**Materials provided:**
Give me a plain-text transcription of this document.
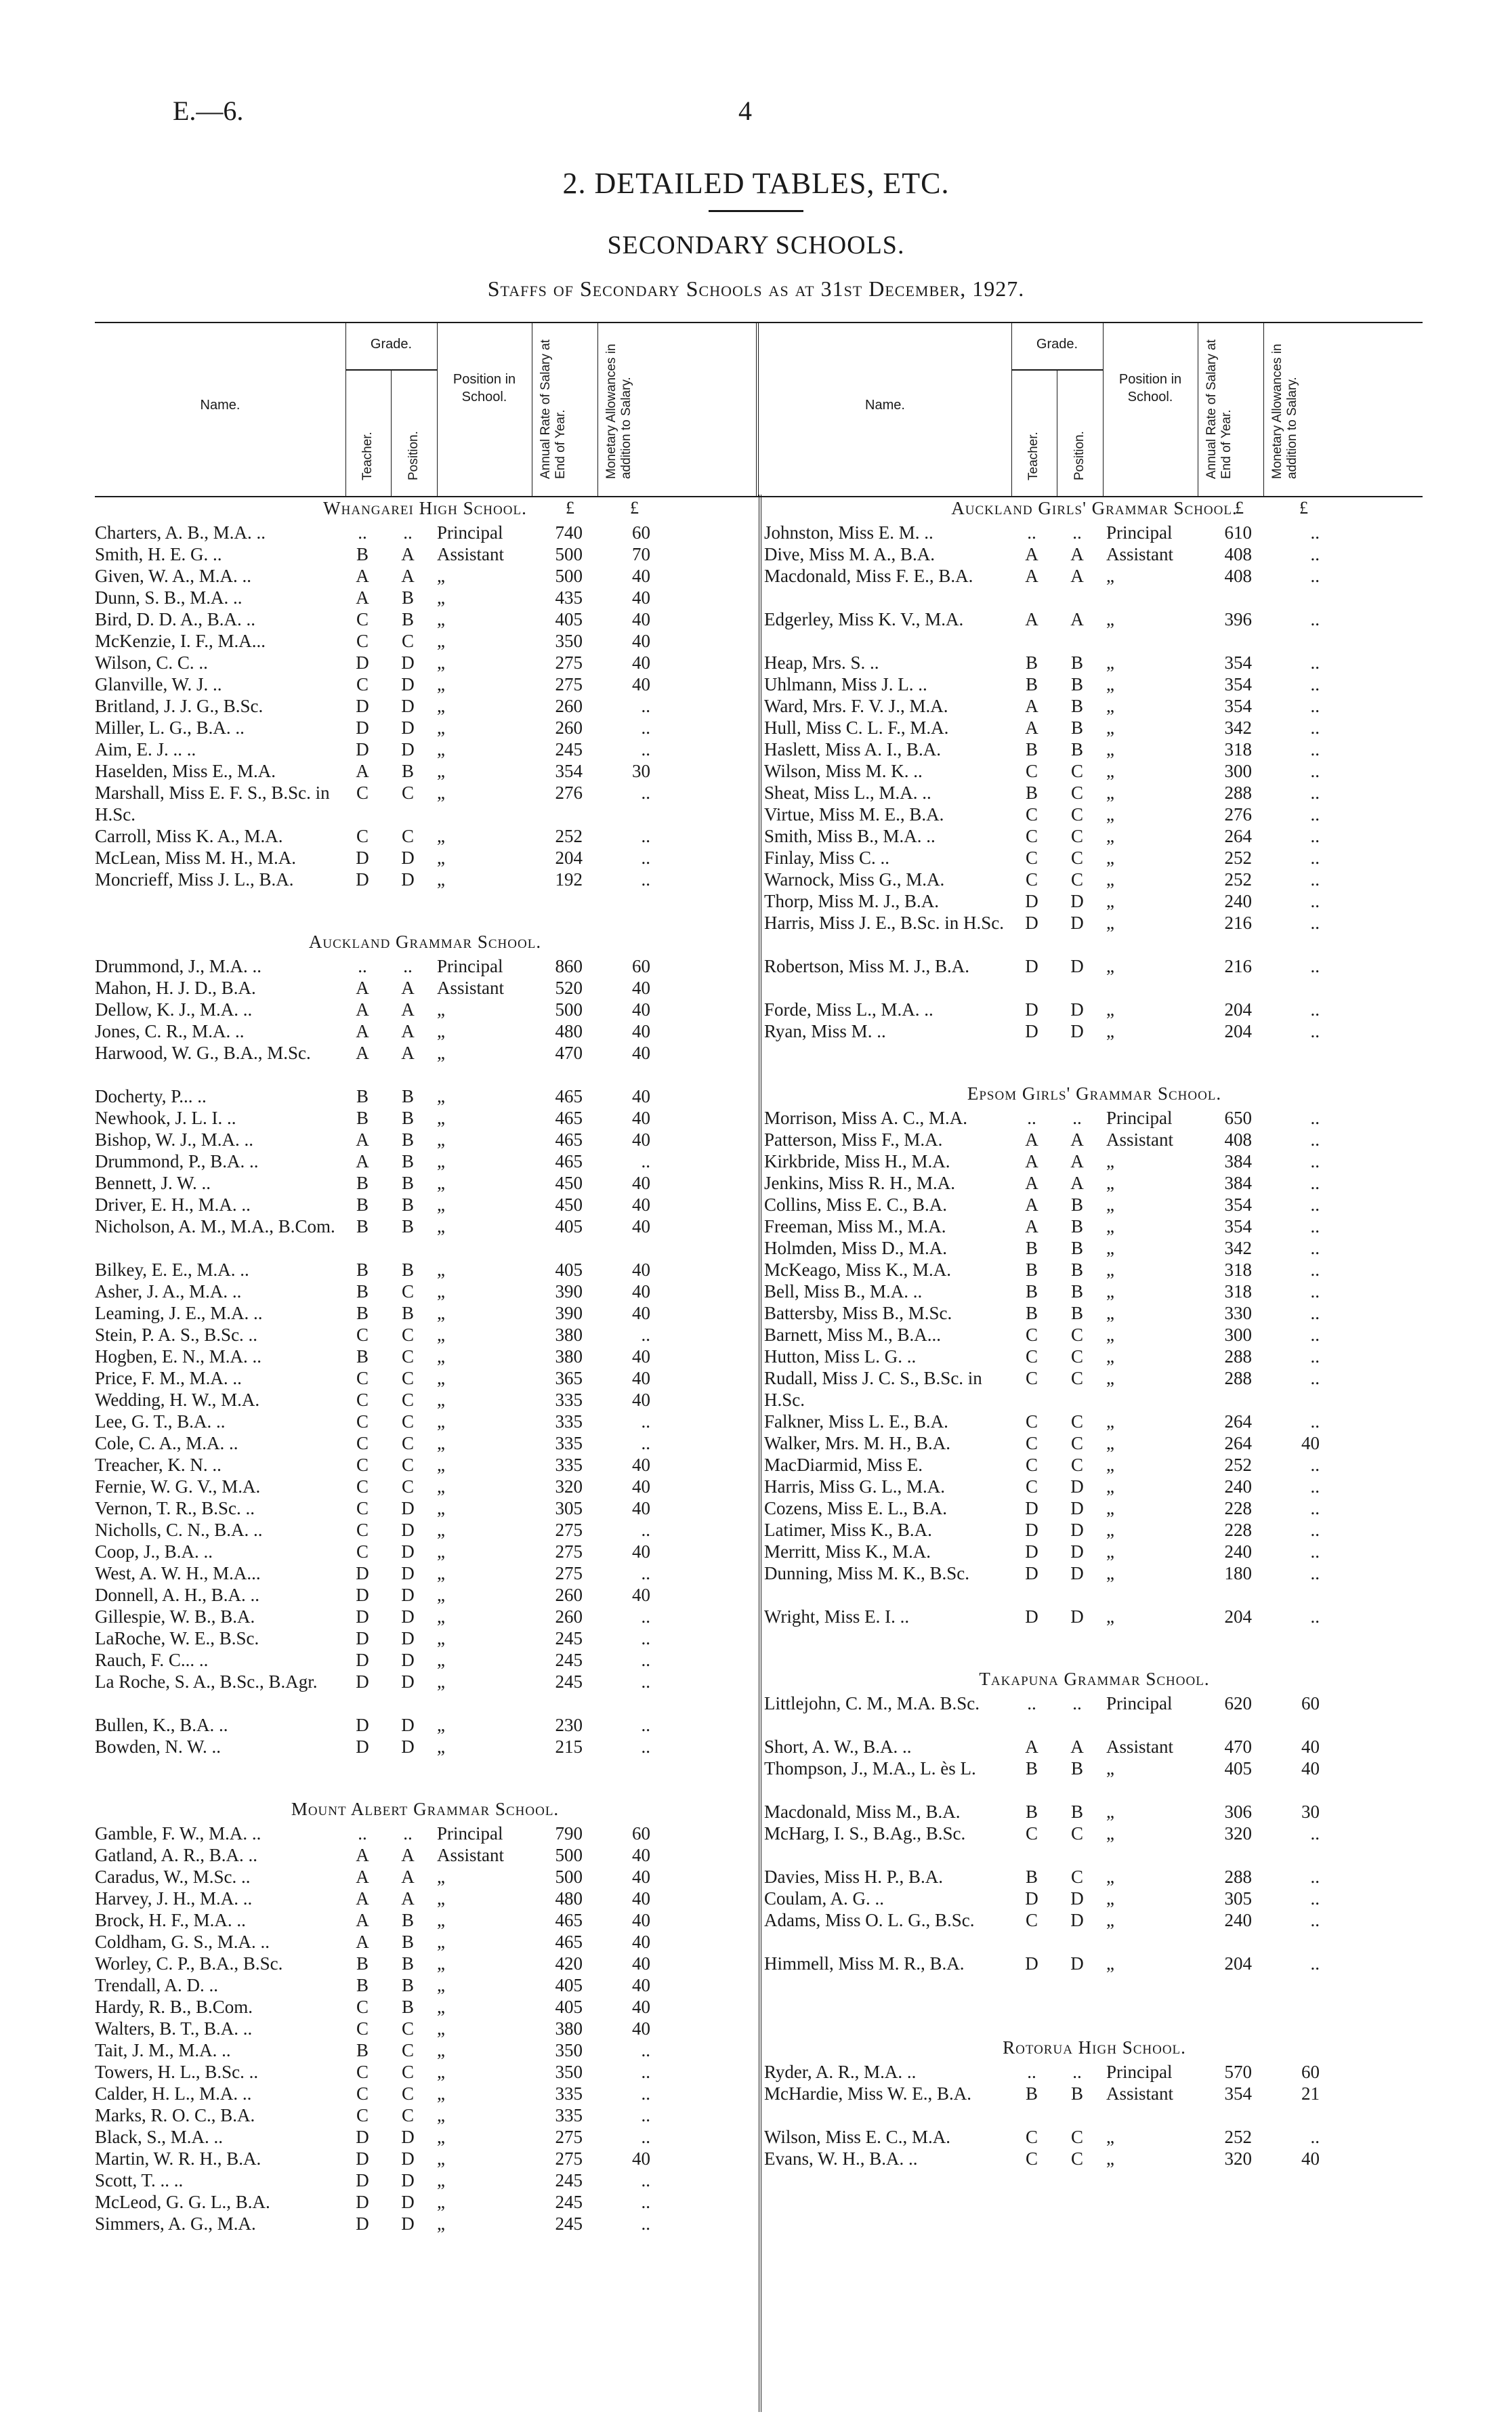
E.—6.	4
2. DETAILED TABLES, ETC.
SECONDARY SCHOOLS.
Staffs of Secondary Schools as at 31st December, 1927.
Name.
Grade.
Teacher. Position.
Position in School.	Annual Rate of Salary at End of Year.	Monetary Allowances in addition to Salary.	Name.
Grade.
Teacher. Position.
Position in School.	Annual Rate of Salary at End of Year.	Monetary Allowances in addition to Salary.
Whangarei High School. £	£
Charters, A. B., M.A. ..	..	..	Principal	740	60
Smith, H. E. G. ..	B	A	Assistant	500	70
Given, W. A., M.A. ..	A	A	„	500	40
Dunn, S. B., M.A. ..	A	B	„	435	40
Bird, D. D. A., B.A. ..	C	B	„	405	40
McKenzie, I. F., M.A...	C	C	„	350	40
Wilson, C. C. ..	D	D	„	275	40
Glanville, W. J. ..	C	D	„	275	40
Britland, J. J. G., B.Sc.	D	D	„	260	..
Miller, L. G., B.A. ..	D	D	„	260	..
Aim, E. J. .. ..	D	D	„	245	..
Haselden, Miss E., M.A.	A	B	„	354	30
Marshall, Miss E. F. S., B.Sc. in H.Sc.
C	C	„	276	..
Carroll, Miss K. A., M.A.	C	C	„	252	..
McLean, Miss M. H., M.A.	D	D	„	204	..
Moncrieff, Miss J. L., B.A.	D	D	„	192	..
Auckland Grammar School.
Drummond, J., M.A. ..	..	..	Principal	860	60
Mahon, H. J. D., B.A.	A	A	Assistant	520	40
Dellow, K. J., M.A. ..	A	A	„	500	40
Jones, C. R., M.A. ..	A	A	„	480	40
Harwood, W. G., B.A., M.Sc.	A	A	„	470	40
Docherty, P... ..	B	B	„	465	40
Newhook, J. L. I. ..	B	B	„	465	40
Bishop, W. J., M.A. ..	A	B	„	465	40
Drummond, P., B.A. ..	A	B	„	465	..
Bennett, J. W. ..	B	B	„	450	40
Driver, E. H., M.A. ..	B	B	„	450	40
Nicholson, A. M., M.A., B.Com.	B	B	„	405	40
Bilkey, E. E., M.A. ..	B	B	„	405	40
Asher, J. A., M.A. ..	B	C	„	390	40
Leaming, J. E., M.A. ..	B	B	„	390	40
Stein, P. A. S., B.Sc. ..	C	C	„	380	..
Hogben, E. N., M.A. ..	B	C	„	380	40
Price, F. M., M.A. ..	C	C	„	365	40
Wedding, H. W., M.A.	C	C	„	335	40
Lee, G. T., B.A. ..	C	C	„	335	..
Cole, C. A., M.A. ..	C	C	„	335	..
Treacher, K. N. ..	C	C	„	335	40
Fernie, W. G. V., M.A.	C	C	„	320	40
Vernon, T. R., B.Sc. ..	C	D	„	305	40
Nicholls, C. N., B.A. ..	C	D	„	275	..
Coop, J., B.A. ..	C	D	„	275	40
West, A. W. H., M.A...	D	D	„	275	..
Donnell, A. H., B.A. ..	D	D	„	260	40
Gillespie, W. B., B.A.	D	D	„	260	..
LaRoche, W. E., B.Sc.	D	D	„	245	..
Rauch, F. C... ..	D	D	„	245	..
La Roche, S. A., B.Sc., B.Agr.	D	D	„	245	..
Bullen, K., B.A. ..	D	D	„	230	..
Bowden, N. W. ..	D	D	„	215	..
Mount Albert Grammar School.
Gamble, F. W., M.A. ..	..	..	Principal	790	60
Gatland, A. R., B.A. ..	A	A	Assistant	500	40
Caradus, W., M.Sc. ..	A	A	„	500	40
Harvey, J. H., M.A. ..	A	A	„	480	40
Brock, H. F., M.A. ..	A	B	„	465	40
Coldham, G. S., M.A. ..	A	B	„	465	40
Worley, C. P., B.A., B.Sc.	B	B	„	420	40
Trendall, A. D. ..	B	B	„	405	40
Hardy, R. B., B.Com.	C	B	„	405	40
Walters, B. T., B.A. ..	C	C	„	380	40
Tait, J. M., M.A. ..	B	C	„	350	..
Towers, H. L., B.Sc. ..	C	C	„	350	..
Calder, H. L., M.A. ..	C	C	„	335	..
Marks, R. O. C., B.A.	C	C	„	335	..
Black, S., M.A. ..	D	D	„	275	..
Martin, W. R. H., B.A.	D	D	„	275	40
Scott, T. .. ..	D	D	„	245	..
McLeod, G. G. L., B.A.	D	D	„	245	..
Simmers, A. G., M.A.	D	D	„	245	..
Auckland Girls' Grammar School.
£	£
Johnston, Miss E. M. ..	..	..	Principal	610	..
Dive, Miss M. A., B.A.	A	A	Assistant	408	..
Macdonald, Miss F. E., B.A.	A	A	„	408	..
Edgerley, Miss K. V., M.A.	A	A	„	396	..
Heap, Mrs. S. ..	B	B	„	354	..
Uhlmann, Miss J. L. ..	B	B	„	354	..
Ward, Mrs. F. V. J., M.A.	A	B	„	354	..
Hull, Miss C. L. F., M.A.	A	B	„	342	..
Haslett, Miss A. I., B.A.	B	B	„	318	..
Wilson, Miss M. K. ..	C	C	„	300	..
Sheat, Miss L., M.A. ..	B	C	„	288	..
Virtue, Miss M. E., B.A.	C	C	„	276	..
Smith, Miss B., M.A. ..	C	C	„	264	..
Finlay, Miss C. ..	C	C	„	252	..
Warnock, Miss G., M.A.	C	C	„	252	..
Thorp, Miss M. J., B.A.	D	D	„	240	..
Harris, Miss J. E., B.Sc. in H.Sc.	D	D	„	216	..
Robertson, Miss M. J., B.A.	D	D	„	216	..
Forde, Miss L., M.A. ..	D	D	„	204	..
Ryan, Miss M. ..	D	D	„	204	..
Epsom Girls' Grammar School.
Morrison, Miss A. C., M.A.	..	..	Principal	650	..
Patterson, Miss F., M.A.	A	A	Assistant	408	..
Kirkbride, Miss H., M.A.	A	A	„	384	..
Jenkins, Miss R. H., M.A.	A	A	„	384	..
Collins, Miss E. C., B.A.	A	B	„	354	..
Freeman, Miss M., M.A.	A	B	„	354	..
Holmden, Miss D., M.A.	B	B	„	342	..
McKeago, Miss K., M.A.	B	B	„	318	..
Bell, Miss B., M.A. ..	B	B	„	318	..
Battersby, Miss B., M.Sc.	B	B	„	330	..
Barnett, Miss M., B.A...	C	C	„	300	..
Hutton, Miss L. G. ..	C	C	„	288	..
Rudall, Miss J. C. S., B.Sc. in H.Sc.
C	C	„	288	..
Falkner, Miss L. E., B.A.	C	C	„	264	..
Walker, Mrs. M. H., B.A.	C	C	„	264	40
MacDiarmid, Miss E.	C	C	„	252	..
Harris, Miss G. L., M.A.	C	D	„	240	..
Cozens, Miss E. L., B.A.	D	D	„	228	..
Latimer, Miss K., B.A.	D	D	„	228	..
Merritt, Miss K., M.A.	D	D	„	240	..
Dunning, Miss M. K., B.Sc.	D	D	„	180	..
Wright, Miss E. I. ..	D	D	„	204	..
Takapuna Grammar School.
Littlejohn, C. M., M.A. B.Sc.	..	..	Principal	620	60
Short, A. W., B.A. ..	A	A	Assistant	470	40
Thompson, J., M.A., L. ès L.	B	B	„	405	40
Macdonald, Miss M., B.A.	B	B	„	306	30
McHarg, I. S., B.Ag., B.Sc.	C	C	„	320	..
Davies, Miss H. P., B.A.	B	C	„	288	..
Coulam, A. G. ..	D	D	„	305	..
Adams, Miss O. L. G., B.Sc.	C	D	„	240	..
Himmell, Miss M. R., B.A.	D	D	„	204	..
Rotorua High School.
Ryder, A. R., M.A. ..	..	..	Principal	570	60
McHardie, Miss W. E., B.A.	B	B	Assistant	354	21
Wilson, Miss E. C., M.A.	C	C	„	252	..
Evans, W. H., B.A. ..	C	C	„	320	40
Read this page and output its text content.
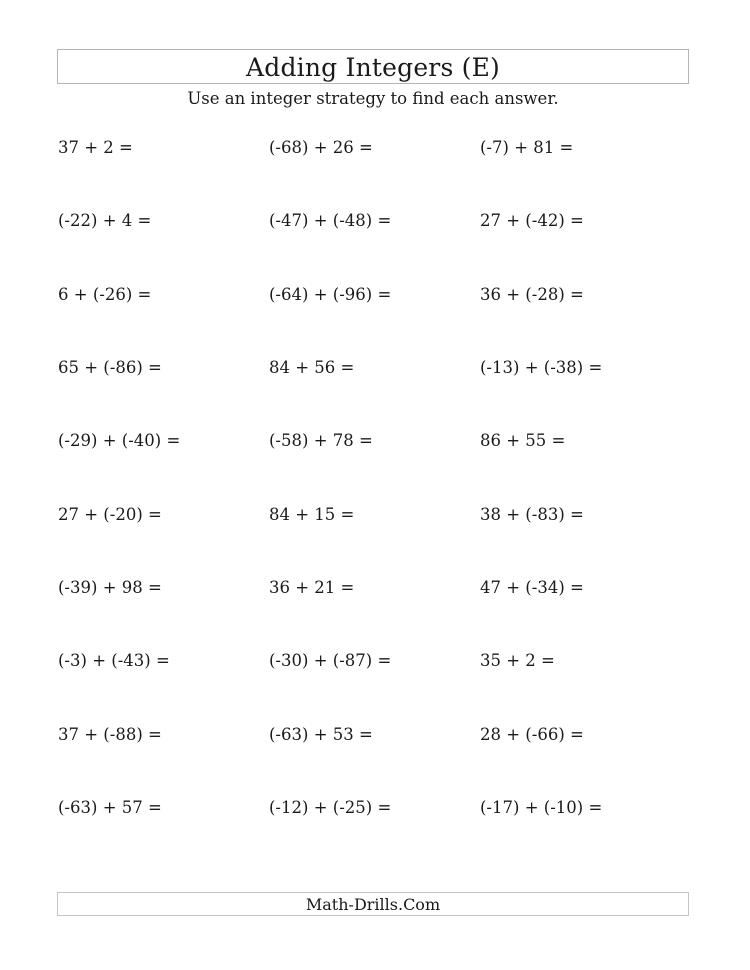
Adding Integers (E)
Use an integer strategy to find each answer.
37 + 2 =	(-68) + 26 =	(-7) + 81 =
(-22) + 4 =	(-47) + (-48) =	27 + (-42) =
6 + (-26) =	(-64) + (-96) =	36 + (-28) =
65 + (-86) =	84 + 56 =	(-13) + (-38) =
(-29) + (-40) =	(-58) + 78 =	86 + 55 =
27 + (-20) =	84 + 15 =	38 + (-83) =
(-39) + 98 =	36 + 21 =	47 + (-34) =
(-3) + (-43) =	(-30) + (-87) =	35 + 2 =
37 + (-88) =	(-63) + 53 =	28 + (-66) =
(-63) + 57 =	(-12) + (-25) =	(-17) + (-10) =
Math-Drills.Com
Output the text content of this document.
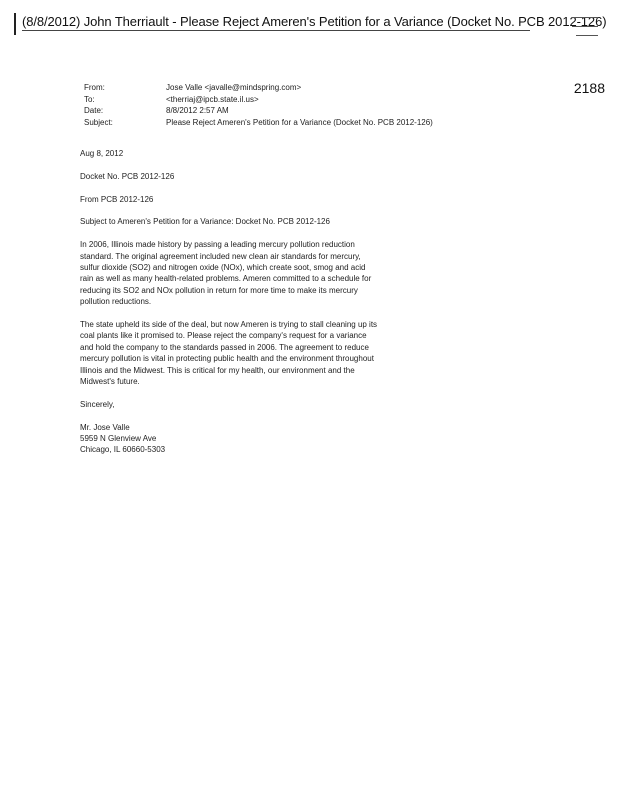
(8/8/2012) John Therriault - Please Reject Ameren's Petition for a Variance (Docket No. PCB 2012-126)
2188
From:	Jose Valle <javalle@mindspring.com>
To:	<therriaj@ipcb.state.il.us>
Date:	8/8/2012 2:57 AM
Subject:	Please Reject Ameren's Petition for a Variance (Docket No. PCB 2012-126)

Aug 8, 2012

Docket No. PCB 2012-126

From PCB 2012-126

Subject to Ameren's Petition for a Variance: Docket No. PCB 2012-126

In 2006, Illinois made history by passing a leading mercury pollution reduction standard. The original agreement included new clean air standards for mercury, sulfur dioxide (SO2) and nitrogen oxide (NOx), which create soot, smog and acid rain as well as many health-related problems. Ameren committed to a schedule for reducing its SO2 and NOx pollution in return for more time to make its mercury pollution reductions.

The state upheld its side of the deal, but now Ameren is trying to stall cleaning up its coal plants like it promised to. Please reject the company's request for a variance and hold the company to the standards passed in 2006. The agreement to reduce mercury pollution is vital in protecting public health and the environment throughout Illinois and the Midwest. This is critical for my health, our environment and the Midwest's future.

Sincerely,

Mr. Jose Valle

5959 N Glenview Ave

Chicago, IL 60660-5303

**Aim of the task:**
Using the listing, copy every line where the word "Ameren" shows up.

**Answer to this exercise:**
(8/8/2012) John Therriault - Please Reject Ameren's Petition for a Variance (Docket No. PCB 2012-126)
Subject:	Please Reject Ameren's Petition for a Variance (Docket No. PCB 2012-126)
Subject to Ameren's Petition for a Variance: Docket No. PCB 2012-126
In 2006, Illinois made history by passing a leading mercury pollution reduction standard. The original agreement included new clean air standards for mercury, sulfur dioxide (SO2) and nitrogen oxide (NOx), which create soot, smog and acid rain as well as many health-related problems. Ameren committed to a schedule for reducing its SO2 and NOx pollution in return for more time to make its mercury pollution reductions.
The state upheld its side of the deal, but now Ameren is trying to stall cleaning up its coal plants like it promised to. Please reject the company's request for a variance and hold the company to the standards passed in 2006. The agreement to reduce mercury pollution is vital in protecting public health and the environment throughout Illinois and the Midwest. This is critical for my health, our environment and the Midwest's future.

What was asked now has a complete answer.